STATED GOAL: Each line of the material must be returned exactly.

— BEGIN MATERIAL FOR THIS EXERCISE —

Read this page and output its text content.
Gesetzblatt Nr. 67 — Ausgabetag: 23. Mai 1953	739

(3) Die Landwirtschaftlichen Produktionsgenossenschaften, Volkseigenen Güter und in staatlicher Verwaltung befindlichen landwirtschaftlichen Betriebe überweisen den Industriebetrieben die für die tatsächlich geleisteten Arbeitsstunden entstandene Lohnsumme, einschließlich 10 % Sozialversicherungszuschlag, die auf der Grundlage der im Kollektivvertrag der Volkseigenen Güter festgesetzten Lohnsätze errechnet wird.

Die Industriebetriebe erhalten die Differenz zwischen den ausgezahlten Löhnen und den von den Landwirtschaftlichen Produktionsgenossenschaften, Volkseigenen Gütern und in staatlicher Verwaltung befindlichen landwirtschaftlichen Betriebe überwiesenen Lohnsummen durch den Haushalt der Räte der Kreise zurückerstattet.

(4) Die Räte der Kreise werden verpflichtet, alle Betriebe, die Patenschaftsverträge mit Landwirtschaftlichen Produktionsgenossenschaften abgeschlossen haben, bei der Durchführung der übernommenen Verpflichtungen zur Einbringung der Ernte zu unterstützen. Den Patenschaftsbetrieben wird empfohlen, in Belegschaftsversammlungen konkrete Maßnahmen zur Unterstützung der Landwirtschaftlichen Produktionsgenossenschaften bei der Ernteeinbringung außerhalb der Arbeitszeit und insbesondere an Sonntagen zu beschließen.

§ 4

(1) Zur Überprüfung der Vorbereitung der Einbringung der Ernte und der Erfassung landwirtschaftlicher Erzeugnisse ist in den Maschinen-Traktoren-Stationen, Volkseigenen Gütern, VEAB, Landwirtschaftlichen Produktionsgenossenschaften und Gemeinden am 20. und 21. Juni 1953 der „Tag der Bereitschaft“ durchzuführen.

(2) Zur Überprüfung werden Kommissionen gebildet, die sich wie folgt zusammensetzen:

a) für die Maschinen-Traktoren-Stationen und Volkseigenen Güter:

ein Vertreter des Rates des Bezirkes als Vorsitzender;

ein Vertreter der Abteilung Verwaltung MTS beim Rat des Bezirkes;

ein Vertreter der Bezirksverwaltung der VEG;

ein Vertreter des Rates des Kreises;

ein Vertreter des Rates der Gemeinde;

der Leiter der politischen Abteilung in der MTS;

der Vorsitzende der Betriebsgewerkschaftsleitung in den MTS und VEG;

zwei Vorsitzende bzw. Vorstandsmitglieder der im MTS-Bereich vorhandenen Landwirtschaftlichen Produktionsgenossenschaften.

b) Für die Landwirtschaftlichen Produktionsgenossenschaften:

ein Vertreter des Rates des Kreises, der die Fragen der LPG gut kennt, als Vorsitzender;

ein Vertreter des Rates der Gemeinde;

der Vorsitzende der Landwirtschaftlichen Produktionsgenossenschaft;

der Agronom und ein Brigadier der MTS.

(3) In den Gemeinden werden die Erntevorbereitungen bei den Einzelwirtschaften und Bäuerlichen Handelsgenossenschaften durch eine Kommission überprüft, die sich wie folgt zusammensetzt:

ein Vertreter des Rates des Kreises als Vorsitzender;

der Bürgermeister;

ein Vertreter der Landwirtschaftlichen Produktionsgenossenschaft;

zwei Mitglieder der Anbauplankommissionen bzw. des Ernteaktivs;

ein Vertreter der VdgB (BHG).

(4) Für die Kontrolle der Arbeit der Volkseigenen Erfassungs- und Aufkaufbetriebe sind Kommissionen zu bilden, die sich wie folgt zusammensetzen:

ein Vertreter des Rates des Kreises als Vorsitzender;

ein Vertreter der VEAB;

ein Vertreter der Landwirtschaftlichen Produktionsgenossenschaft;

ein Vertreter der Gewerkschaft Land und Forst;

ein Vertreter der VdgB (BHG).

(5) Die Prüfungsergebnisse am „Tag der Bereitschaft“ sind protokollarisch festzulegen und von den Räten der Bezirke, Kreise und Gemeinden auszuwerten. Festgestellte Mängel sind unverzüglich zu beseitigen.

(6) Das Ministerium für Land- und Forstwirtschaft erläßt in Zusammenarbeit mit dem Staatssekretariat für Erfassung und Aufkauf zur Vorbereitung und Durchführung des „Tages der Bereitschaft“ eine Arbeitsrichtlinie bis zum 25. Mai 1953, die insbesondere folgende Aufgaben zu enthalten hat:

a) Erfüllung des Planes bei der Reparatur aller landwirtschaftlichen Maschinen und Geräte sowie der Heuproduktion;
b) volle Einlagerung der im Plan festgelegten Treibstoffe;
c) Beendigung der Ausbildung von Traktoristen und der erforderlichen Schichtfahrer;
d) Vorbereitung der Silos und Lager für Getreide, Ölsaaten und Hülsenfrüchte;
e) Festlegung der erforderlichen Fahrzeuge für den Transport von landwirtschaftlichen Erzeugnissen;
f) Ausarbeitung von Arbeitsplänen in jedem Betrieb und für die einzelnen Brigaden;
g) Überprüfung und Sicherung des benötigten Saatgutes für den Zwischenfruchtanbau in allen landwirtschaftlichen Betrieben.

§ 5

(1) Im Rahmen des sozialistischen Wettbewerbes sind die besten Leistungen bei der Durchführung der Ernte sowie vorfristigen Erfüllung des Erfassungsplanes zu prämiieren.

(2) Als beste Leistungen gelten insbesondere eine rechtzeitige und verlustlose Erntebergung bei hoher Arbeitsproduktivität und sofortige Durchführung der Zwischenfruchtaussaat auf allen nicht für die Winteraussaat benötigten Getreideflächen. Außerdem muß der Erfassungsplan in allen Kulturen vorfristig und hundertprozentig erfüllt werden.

— END MATERIAL FOR THIS EXERCISE —

EXPECTED ANSWER:
Read this page and output its text content.
Gesetzblatt Nr. 67 — Ausgabetag: 23. Mai 1953	739

(3) Die Landwirtschaftlichen Produktionsgenossenschaften, Volkseigenen Güter und in staatlicher Verwaltung befindlichen landwirtschaftlichen Betriebe überweisen den Industriebetrieben die für die tatsächlich geleisteten Arbeitsstunden entstandene Lohnsumme, einschließlich 10 % Sozialversicherungszuschlag, die auf der Grundlage der im Kollektivvertrag der Volkseigenen Güter festgesetzten Lohnsätze errechnet wird.

Die Industriebetriebe erhalten die Differenz zwischen den ausgezahlten Löhnen und den von den Landwirtschaftlichen Produktionsgenossenschaften, Volkseigenen Gütern und in staatlicher Verwaltung befindlichen landwirtschaftlichen Betriebe überwiesenen Lohnsummen durch den Haushalt der Räte der Kreise zurückerstattet.

(4) Die Räte der Kreise werden verpflichtet, alle Betriebe, die Patenschaftsverträge mit Landwirtschaftlichen Produktionsgenossenschaften abgeschlossen haben, bei der Durchführung der übernommenen Verpflichtungen zur Einbringung der Ernte zu unterstützen. Den Patenschaftsbetrieben wird empfohlen, in Belegschaftsversammlungen konkrete Maßnahmen zur Unterstützung der Landwirtschaftlichen Produktionsgenossenschaften bei der Ernteeinbringung außerhalb der Arbeitszeit und insbesondere an Sonntagen zu beschließen.

§ 4

(1) Zur Überprüfung der Vorbereitung der Einbringung der Ernte und der Erfassung landwirtschaftlicher Erzeugnisse ist in den Maschinen-Traktoren-Stationen, Volkseigenen Gütern, VEAB, Landwirtschaftlichen Produktionsgenossenschaften und Gemeinden am 20. und 21. Juni 1953 der „Tag der Bereitschaft“ durchzuführen.

(2) Zur Überprüfung werden Kommissionen gebildet, die sich wie folgt zusammensetzen:

a) für die Maschinen-Traktoren-Stationen und Volkseigenen Güter:

ein Vertreter des Rates des Bezirkes als Vorsitzender;

ein Vertreter der Abteilung Verwaltung MTS beim Rat des Bezirkes;

ein Vertreter der Bezirksverwaltung der VEG;

ein Vertreter des Rates des Kreises;

ein Vertreter des Rates der Gemeinde;

der Leiter der politischen Abteilung in der MTS;

der Vorsitzende der Betriebsgewerkschaftsleitung in den MTS und VEG;

zwei Vorsitzende bzw. Vorstandsmitglieder der im MTS-Bereich vorhandenen Landwirtschaftlichen Produktionsgenossenschaften.

b) Für die Landwirtschaftlichen Produktionsgenossenschaften:

ein Vertreter des Rates des Kreises, der die Fragen der LPG gut kennt, als Vorsitzender;

ein Vertreter des Rates der Gemeinde;

der Vorsitzende der Landwirtschaftlichen Produktionsgenossenschaft;

der Agronom und ein Brigadier der MTS.

(3) In den Gemeinden werden die Erntevorbereitungen bei den Einzelwirtschaften und Bäuerlichen Handelsgenossenschaften durch eine Kommission überprüft, die sich wie folgt zusammensetzt:

ein Vertreter des Rates des Kreises als Vorsitzender;

der Bürgermeister;

ein Vertreter der Landwirtschaftlichen Produktionsgenossenschaft;

zwei Mitglieder der Anbauplankommissionen bzw. des Ernteaktivs;

ein Vertreter der VdgB (BHG).

(4) Für die Kontrolle der Arbeit der Volkseigenen Erfassungs- und Aufkaufbetriebe sind Kommissionen zu bilden, die sich wie folgt zusammensetzen:

ein Vertreter des Rates des Kreises als Vorsitzender;

ein Vertreter der VEAB;

ein Vertreter der Landwirtschaftlichen Produktionsgenossenschaft;

ein Vertreter der Gewerkschaft Land und Forst;

ein Vertreter der VdgB (BHG).

(5) Die Prüfungsergebnisse am „Tag der Bereitschaft“ sind protokollarisch festzulegen und von den Räten der Bezirke, Kreise und Gemeinden auszuwerten. Festgestellte Mängel sind unverzüglich zu beseitigen.

(6) Das Ministerium für Land- und Forstwirtschaft erläßt in Zusammenarbeit mit dem Staatssekretariat für Erfassung und Aufkauf zur Vorbereitung und Durchführung des „Tages der Bereitschaft“ eine Arbeitsrichtlinie bis zum 25. Mai 1953, die insbesondere folgende Aufgaben zu enthalten hat:

a) Erfüllung des Planes bei der Reparatur aller landwirtschaftlichen Maschinen und Geräte sowie der Heuproduktion;
b) volle Einlagerung der im Plan festgelegten Treibstoffe;
c) Beendigung der Ausbildung von Traktoristen und der erforderlichen Schichtfahrer;
d) Vorbereitung der Silos und Lager für Getreide, Ölsaaten und Hülsenfrüchte;
e) Festlegung der erforderlichen Fahrzeuge für den Transport von landwirtschaftlichen Erzeugnissen;
f) Ausarbeitung von Arbeitsplänen in jedem Betrieb und für die einzelnen Brigaden;
g) Überprüfung und Sicherung des benötigten Saatgutes für den Zwischenfruchtanbau in allen landwirtschaftlichen Betrieben.

§ 5

(1) Im Rahmen des sozialistischen Wettbewerbes sind die besten Leistungen bei der Durchführung der Ernte sowie vorfristigen Erfüllung des Erfassungsplanes zu prämiieren.

(2) Als beste Leistungen gelten insbesondere eine rechtzeitige und verlustlose Erntebergung bei hoher Arbeitsproduktivität und sofortige Durchführung der Zwischenfruchtaussaat auf allen nicht für die Winteraussaat benötigten Getreideflächen. Außerdem muß der Erfassungsplan in allen Kulturen vorfristig und hundertprozentig erfüllt werden.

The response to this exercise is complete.